■ Aim of the exercise ■
Extract the entries in their exact form.

■ Given records ■
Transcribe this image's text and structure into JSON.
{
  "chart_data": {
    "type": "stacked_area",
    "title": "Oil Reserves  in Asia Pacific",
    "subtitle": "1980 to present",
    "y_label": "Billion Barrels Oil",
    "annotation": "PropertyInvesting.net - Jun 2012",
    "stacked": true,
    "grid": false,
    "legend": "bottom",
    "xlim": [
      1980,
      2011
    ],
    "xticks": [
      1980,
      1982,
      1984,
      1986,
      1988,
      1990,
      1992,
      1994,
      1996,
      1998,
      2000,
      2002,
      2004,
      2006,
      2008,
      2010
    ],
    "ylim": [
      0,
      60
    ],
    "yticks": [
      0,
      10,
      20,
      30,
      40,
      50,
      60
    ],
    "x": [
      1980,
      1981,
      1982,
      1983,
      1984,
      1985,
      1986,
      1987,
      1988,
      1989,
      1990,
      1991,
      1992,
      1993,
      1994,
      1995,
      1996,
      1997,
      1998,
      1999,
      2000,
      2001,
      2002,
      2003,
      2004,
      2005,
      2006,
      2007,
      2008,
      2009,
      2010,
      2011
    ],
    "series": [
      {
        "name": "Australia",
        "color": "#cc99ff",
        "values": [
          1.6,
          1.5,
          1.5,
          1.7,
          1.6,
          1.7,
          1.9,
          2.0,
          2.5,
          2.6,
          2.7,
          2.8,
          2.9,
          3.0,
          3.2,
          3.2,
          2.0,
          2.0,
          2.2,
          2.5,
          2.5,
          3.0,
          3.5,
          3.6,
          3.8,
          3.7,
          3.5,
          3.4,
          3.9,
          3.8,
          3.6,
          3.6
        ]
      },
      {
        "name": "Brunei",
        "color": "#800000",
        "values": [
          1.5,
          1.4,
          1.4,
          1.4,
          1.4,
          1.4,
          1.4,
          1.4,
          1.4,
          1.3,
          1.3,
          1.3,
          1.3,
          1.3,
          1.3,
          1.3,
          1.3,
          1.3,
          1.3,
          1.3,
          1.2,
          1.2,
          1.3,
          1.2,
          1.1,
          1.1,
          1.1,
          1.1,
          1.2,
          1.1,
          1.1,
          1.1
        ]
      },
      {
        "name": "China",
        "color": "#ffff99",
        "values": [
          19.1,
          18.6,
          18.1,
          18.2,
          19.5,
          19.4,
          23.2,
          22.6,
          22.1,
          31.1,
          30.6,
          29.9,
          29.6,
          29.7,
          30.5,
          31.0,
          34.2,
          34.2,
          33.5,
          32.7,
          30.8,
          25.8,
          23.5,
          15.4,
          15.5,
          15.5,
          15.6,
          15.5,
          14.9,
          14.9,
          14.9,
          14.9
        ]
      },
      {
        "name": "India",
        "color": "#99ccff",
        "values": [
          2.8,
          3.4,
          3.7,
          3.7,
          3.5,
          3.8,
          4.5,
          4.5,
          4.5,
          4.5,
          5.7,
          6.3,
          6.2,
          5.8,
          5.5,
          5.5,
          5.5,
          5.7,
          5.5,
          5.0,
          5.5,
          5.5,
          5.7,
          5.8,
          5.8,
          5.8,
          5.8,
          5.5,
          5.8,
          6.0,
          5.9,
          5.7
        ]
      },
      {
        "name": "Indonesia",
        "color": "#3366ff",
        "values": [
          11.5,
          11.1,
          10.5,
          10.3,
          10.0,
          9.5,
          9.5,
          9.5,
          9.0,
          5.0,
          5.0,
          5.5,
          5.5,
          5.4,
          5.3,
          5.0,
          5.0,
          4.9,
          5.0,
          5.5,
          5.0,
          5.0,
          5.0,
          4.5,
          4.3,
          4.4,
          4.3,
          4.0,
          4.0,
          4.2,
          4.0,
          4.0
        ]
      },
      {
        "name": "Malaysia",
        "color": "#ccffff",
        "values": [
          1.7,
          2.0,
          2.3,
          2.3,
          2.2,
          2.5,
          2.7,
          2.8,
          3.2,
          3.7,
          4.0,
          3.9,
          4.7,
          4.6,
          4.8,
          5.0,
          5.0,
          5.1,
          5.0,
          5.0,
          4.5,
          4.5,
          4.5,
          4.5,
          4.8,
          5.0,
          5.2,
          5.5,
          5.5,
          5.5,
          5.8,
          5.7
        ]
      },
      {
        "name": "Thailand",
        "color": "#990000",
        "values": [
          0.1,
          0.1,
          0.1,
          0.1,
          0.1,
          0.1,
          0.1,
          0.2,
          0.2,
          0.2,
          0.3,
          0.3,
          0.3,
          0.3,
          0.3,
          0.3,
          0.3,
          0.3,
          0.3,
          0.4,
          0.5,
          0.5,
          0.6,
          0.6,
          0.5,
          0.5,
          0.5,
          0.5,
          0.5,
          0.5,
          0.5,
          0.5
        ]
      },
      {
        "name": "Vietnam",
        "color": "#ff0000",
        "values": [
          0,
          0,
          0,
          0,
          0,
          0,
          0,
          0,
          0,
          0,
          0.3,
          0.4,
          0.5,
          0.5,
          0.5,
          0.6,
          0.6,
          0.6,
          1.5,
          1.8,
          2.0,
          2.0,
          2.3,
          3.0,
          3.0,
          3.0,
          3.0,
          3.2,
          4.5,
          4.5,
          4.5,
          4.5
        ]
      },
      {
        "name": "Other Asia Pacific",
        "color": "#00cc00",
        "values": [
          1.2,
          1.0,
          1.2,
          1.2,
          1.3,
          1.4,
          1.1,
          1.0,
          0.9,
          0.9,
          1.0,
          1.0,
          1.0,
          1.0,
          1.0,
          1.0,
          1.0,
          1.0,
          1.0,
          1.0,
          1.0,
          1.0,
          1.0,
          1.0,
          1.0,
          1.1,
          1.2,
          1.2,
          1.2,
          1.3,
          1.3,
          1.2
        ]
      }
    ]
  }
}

■ Response to the task ■
Transcribe this image's text and structure into JSON.
{
  "chart_data": {
    "type": "stacked_area",
    "title": "Oil Reserves  in Asia Pacific",
    "subtitle": "1980 to present",
    "y_label": "Billion Barrels Oil",
    "annotation": "PropertyInvesting.net - Jun 2012",
    "stacked": true,
    "grid": false,
    "legend": "bottom",
    "xlim": [
      1980,
      2011
    ],
    "xticks": [
      1980,
      1982,
      1984,
      1986,
      1988,
      1990,
      1992,
      1994,
      1996,
      1998,
      2000,
      2002,
      2004,
      2006,
      2008,
      2010
    ],
    "ylim": [
      0,
      60
    ],
    "yticks": [
      0,
      10,
      20,
      30,
      40,
      50,
      60
    ],
    "x": [
      1980,
      1981,
      1982,
      1983,
      1984,
      1985,
      1986,
      1987,
      1988,
      1989,
      1990,
      1991,
      1992,
      1993,
      1994,
      1995,
      1996,
      1997,
      1998,
      1999,
      2000,
      2001,
      2002,
      2003,
      2004,
      2005,
      2006,
      2007,
      2008,
      2009,
      2010,
      2011
    ],
    "series": [
      {
        "name": "Australia",
        "color": "#cc99ff",
        "values": [
          1.6,
          1.5,
          1.5,
          1.7,
          1.6,
          1.7,
          1.9,
          2.0,
          2.5,
          2.6,
          2.7,
          2.8,
          2.9,
          3.0,
          3.2,
          3.2,
          2.0,
          2.0,
          2.2,
          2.5,
          2.5,
          3.0,
          3.5,
          3.6,
          3.8,
          3.7,
          3.5,
          3.4,
          3.9,
          3.8,
          3.6,
          3.6
        ]
      },
      {
        "name": "Brunei",
        "color": "#800000",
        "values": [
          1.5,
          1.4,
          1.4,
          1.4,
          1.4,
          1.4,
          1.4,
          1.4,
          1.4,
          1.3,
          1.3,
          1.3,
          1.3,
          1.3,
          1.3,
          1.3,
          1.3,
          1.3,
          1.3,
          1.3,
          1.2,
          1.2,
          1.3,
          1.2,
          1.1,
          1.1,
          1.1,
          1.1,
          1.2,
          1.1,
          1.1,
          1.1
        ]
      },
      {
        "name": "China",
        "color": "#ffff99",
        "values": [
          19.1,
          18.6,
          18.1,
          18.2,
          19.5,
          19.4,
          23.2,
          22.6,
          22.1,
          31.1,
          30.6,
          29.9,
          29.6,
          29.7,
          30.5,
          31.0,
          34.2,
          34.2,
          33.5,
          32.7,
          30.8,
          25.8,
          23.5,
          15.4,
          15.5,
          15.5,
          15.6,
          15.5,
          14.9,
          14.9,
          14.9,
          14.9
        ]
      },
      {
        "name": "India",
        "color": "#99ccff",
        "values": [
          2.8,
          3.4,
          3.7,
          3.7,
          3.5,
          3.8,
          4.5,
          4.5,
          4.5,
          4.5,
          5.7,
          6.3,
          6.2,
          5.8,
          5.5,
          5.5,
          5.5,
          5.7,
          5.5,
          5.0,
          5.5,
          5.5,
          5.7,
          5.8,
          5.8,
          5.8,
          5.8,
          5.5,
          5.8,
          6.0,
          5.9,
          5.7
        ]
      },
      {
        "name": "Indonesia",
        "color": "#3366ff",
        "values": [
          11.5,
          11.1,
          10.5,
          10.3,
          10.0,
          9.5,
          9.5,
          9.5,
          9.0,
          5.0,
          5.0,
          5.5,
          5.5,
          5.4,
          5.3,
          5.0,
          5.0,
          4.9,
          5.0,
          5.5,
          5.0,
          5.0,
          5.0,
          4.5,
          4.3,
          4.4,
          4.3,
          4.0,
          4.0,
          4.2,
          4.0,
          4.0
        ]
      },
      {
        "name": "Malaysia",
        "color": "#ccffff",
        "values": [
          1.7,
          2.0,
          2.3,
          2.3,
          2.2,
          2.5,
          2.7,
          2.8,
          3.2,
          3.7,
          4.0,
          3.9,
          4.7,
          4.6,
          4.8,
          5.0,
          5.0,
          5.1,
          5.0,
          5.0,
          4.5,
          4.5,
          4.5,
          4.5,
          4.8,
          5.0,
          5.2,
          5.5,
          5.5,
          5.5,
          5.8,
          5.7
        ]
      },
      {
        "name": "Thailand",
        "color": "#990000",
        "values": [
          0.1,
          0.1,
          0.1,
          0.1,
          0.1,
          0.1,
          0.1,
          0.2,
          0.2,
          0.2,
          0.3,
          0.3,
          0.3,
          0.3,
          0.3,
          0.3,
          0.3,
          0.3,
          0.3,
          0.4,
          0.5,
          0.5,
          0.6,
          0.6,
          0.5,
          0.5,
          0.5,
          0.5,
          0.5,
          0.5,
          0.5,
          0.5
        ]
      },
      {
        "name": "Vietnam",
        "color": "#ff0000",
        "values": [
          0,
          0,
          0,
          0,
          0,
          0,
          0,
          0,
          0,
          0,
          0.3,
          0.4,
          0.5,
          0.5,
          0.5,
          0.6,
          0.6,
          0.6,
          1.5,
          1.8,
          2.0,
          2.0,
          2.3,
          3.0,
          3.0,
          3.0,
          3.0,
          3.2,
          4.5,
          4.5,
          4.5,
          4.5
        ]
      },
      {
        "name": "Other Asia Pacific",
        "color": "#00cc00",
        "values": [
          1.2,
          1.0,
          1.2,
          1.2,
          1.3,
          1.4,
          1.1,
          1.0,
          0.9,
          0.9,
          1.0,
          1.0,
          1.0,
          1.0,
          1.0,
          1.0,
          1.0,
          1.0,
          1.0,
          1.0,
          1.0,
          1.0,
          1.0,
          1.0,
          1.0,
          1.1,
          1.2,
          1.2,
          1.2,
          1.3,
          1.3,
          1.2
        ]
      }
    ]
  }
}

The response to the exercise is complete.